▸ **What is being asked**: Transcribe every line of the listing below without any deviation.

▸ **Information provided**:

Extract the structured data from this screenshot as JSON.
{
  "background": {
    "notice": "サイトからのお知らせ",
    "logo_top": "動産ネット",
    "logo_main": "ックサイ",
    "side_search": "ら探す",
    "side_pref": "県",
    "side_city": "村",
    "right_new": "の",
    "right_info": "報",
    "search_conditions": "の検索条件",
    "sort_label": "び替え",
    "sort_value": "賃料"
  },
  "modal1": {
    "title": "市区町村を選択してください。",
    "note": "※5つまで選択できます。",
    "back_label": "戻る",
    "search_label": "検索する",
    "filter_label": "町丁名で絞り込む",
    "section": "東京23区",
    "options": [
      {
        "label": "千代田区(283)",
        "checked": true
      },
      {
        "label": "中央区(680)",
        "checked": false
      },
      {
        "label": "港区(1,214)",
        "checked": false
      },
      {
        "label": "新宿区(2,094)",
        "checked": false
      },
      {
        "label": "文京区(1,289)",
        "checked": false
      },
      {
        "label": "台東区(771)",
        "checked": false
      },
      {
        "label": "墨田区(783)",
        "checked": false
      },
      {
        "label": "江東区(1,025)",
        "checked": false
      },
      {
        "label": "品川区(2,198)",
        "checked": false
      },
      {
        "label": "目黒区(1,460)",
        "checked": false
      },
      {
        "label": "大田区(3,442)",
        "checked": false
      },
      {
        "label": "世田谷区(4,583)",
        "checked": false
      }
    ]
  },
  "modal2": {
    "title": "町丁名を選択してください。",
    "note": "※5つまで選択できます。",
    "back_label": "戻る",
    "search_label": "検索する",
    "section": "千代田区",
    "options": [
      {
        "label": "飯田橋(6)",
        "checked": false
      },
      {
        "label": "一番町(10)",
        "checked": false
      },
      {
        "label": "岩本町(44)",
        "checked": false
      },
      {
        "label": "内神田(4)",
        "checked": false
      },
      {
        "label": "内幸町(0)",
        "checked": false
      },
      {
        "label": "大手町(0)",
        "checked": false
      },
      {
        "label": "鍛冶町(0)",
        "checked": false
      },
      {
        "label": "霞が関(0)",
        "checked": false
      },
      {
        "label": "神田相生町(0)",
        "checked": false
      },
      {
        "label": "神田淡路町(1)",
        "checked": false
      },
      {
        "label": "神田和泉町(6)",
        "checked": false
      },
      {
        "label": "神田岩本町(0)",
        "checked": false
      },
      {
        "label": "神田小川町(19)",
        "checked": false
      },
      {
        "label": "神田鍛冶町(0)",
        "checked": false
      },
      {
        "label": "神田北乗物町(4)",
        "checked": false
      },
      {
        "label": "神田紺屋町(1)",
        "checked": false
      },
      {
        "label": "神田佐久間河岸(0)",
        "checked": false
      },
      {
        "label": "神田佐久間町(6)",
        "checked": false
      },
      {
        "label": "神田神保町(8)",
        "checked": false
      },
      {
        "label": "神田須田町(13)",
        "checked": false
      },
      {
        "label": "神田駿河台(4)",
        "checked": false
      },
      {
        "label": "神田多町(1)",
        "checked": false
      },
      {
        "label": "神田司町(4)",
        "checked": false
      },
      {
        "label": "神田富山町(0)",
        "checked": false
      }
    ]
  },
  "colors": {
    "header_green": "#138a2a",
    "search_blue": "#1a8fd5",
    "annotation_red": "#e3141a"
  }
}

▸ **Problem solution**:
Extract the structured data from this screenshot as JSON.
{
  "background": {
    "notice": "サイトからのお知らせ",
    "logo_top": "動産ネット",
    "logo_main": "ックサイ",
    "side_search": "ら探す",
    "side_pref": "県",
    "side_city": "村",
    "right_new": "の",
    "right_info": "報",
    "search_conditions": "の検索条件",
    "sort_label": "び替え",
    "sort_value": "賃料"
  },
  "modal1": {
    "title": "市区町村を選択してください。",
    "note": "※5つまで選択できます。",
    "back_label": "戻る",
    "search_label": "検索する",
    "filter_label": "町丁名で絞り込む",
    "section": "東京23区",
    "options": [
      {
        "label": "千代田区(283)",
        "checked": true
      },
      {
        "label": "中央区(680)",
        "checked": false
      },
      {
        "label": "港区(1,214)",
        "checked": false
      },
      {
        "label": "新宿区(2,094)",
        "checked": false
      },
      {
        "label": "文京区(1,289)",
        "checked": false
      },
      {
        "label": "台東区(771)",
        "checked": false
      },
      {
        "label": "墨田区(783)",
        "checked": false
      },
      {
        "label": "江東区(1,025)",
        "checked": false
      },
      {
        "label": "品川区(2,198)",
        "checked": false
      },
      {
        "label": "目黒区(1,460)",
        "checked": false
      },
      {
        "label": "大田区(3,442)",
        "checked": false
      },
      {
        "label": "世田谷区(4,583)",
        "checked": false
      }
    ]
  },
  "modal2": {
    "title": "町丁名を選択してください。",
    "note": "※5つまで選択できます。",
    "back_label": "戻る",
    "search_label": "検索する",
    "section": "千代田区",
    "options": [
      {
        "label": "飯田橋(6)",
        "checked": false
      },
      {
        "label": "一番町(10)",
        "checked": false
      },
      {
        "label": "岩本町(44)",
        "checked": false
      },
      {
        "label": "内神田(4)",
        "checked": false
      },
      {
        "label": "内幸町(0)",
        "checked": false
      },
      {
        "label": "大手町(0)",
        "checked": false
      },
      {
        "label": "鍛冶町(0)",
        "checked": false
      },
      {
        "label": "霞が関(0)",
        "checked": false
      },
      {
        "label": "神田相生町(0)",
        "checked": false
      },
      {
        "label": "神田淡路町(1)",
        "checked": false
      },
      {
        "label": "神田和泉町(6)",
        "checked": false
      },
      {
        "label": "神田岩本町(0)",
        "checked": false
      },
      {
        "label": "神田小川町(19)",
        "checked": false
      },
      {
        "label": "神田鍛冶町(0)",
        "checked": false
      },
      {
        "label": "神田北乗物町(4)",
        "checked": false
      },
      {
        "label": "神田紺屋町(1)",
        "checked": false
      },
      {
        "label": "神田佐久間河岸(0)",
        "checked": false
      },
      {
        "label": "神田佐久間町(6)",
        "checked": false
      },
      {
        "label": "神田神保町(8)",
        "checked": false
      },
      {
        "label": "神田須田町(13)",
        "checked": false
      },
      {
        "label": "神田駿河台(4)",
        "checked": false
      },
      {
        "label": "神田多町(1)",
        "checked": false
      },
      {
        "label": "神田司町(4)",
        "checked": false
      },
      {
        "label": "神田富山町(0)",
        "checked": false
      }
    ]
  },
  "colors": {
    "header_green": "#138a2a",
    "search_blue": "#1a8fd5",
    "annotation_red": "#e3141a"
  }
}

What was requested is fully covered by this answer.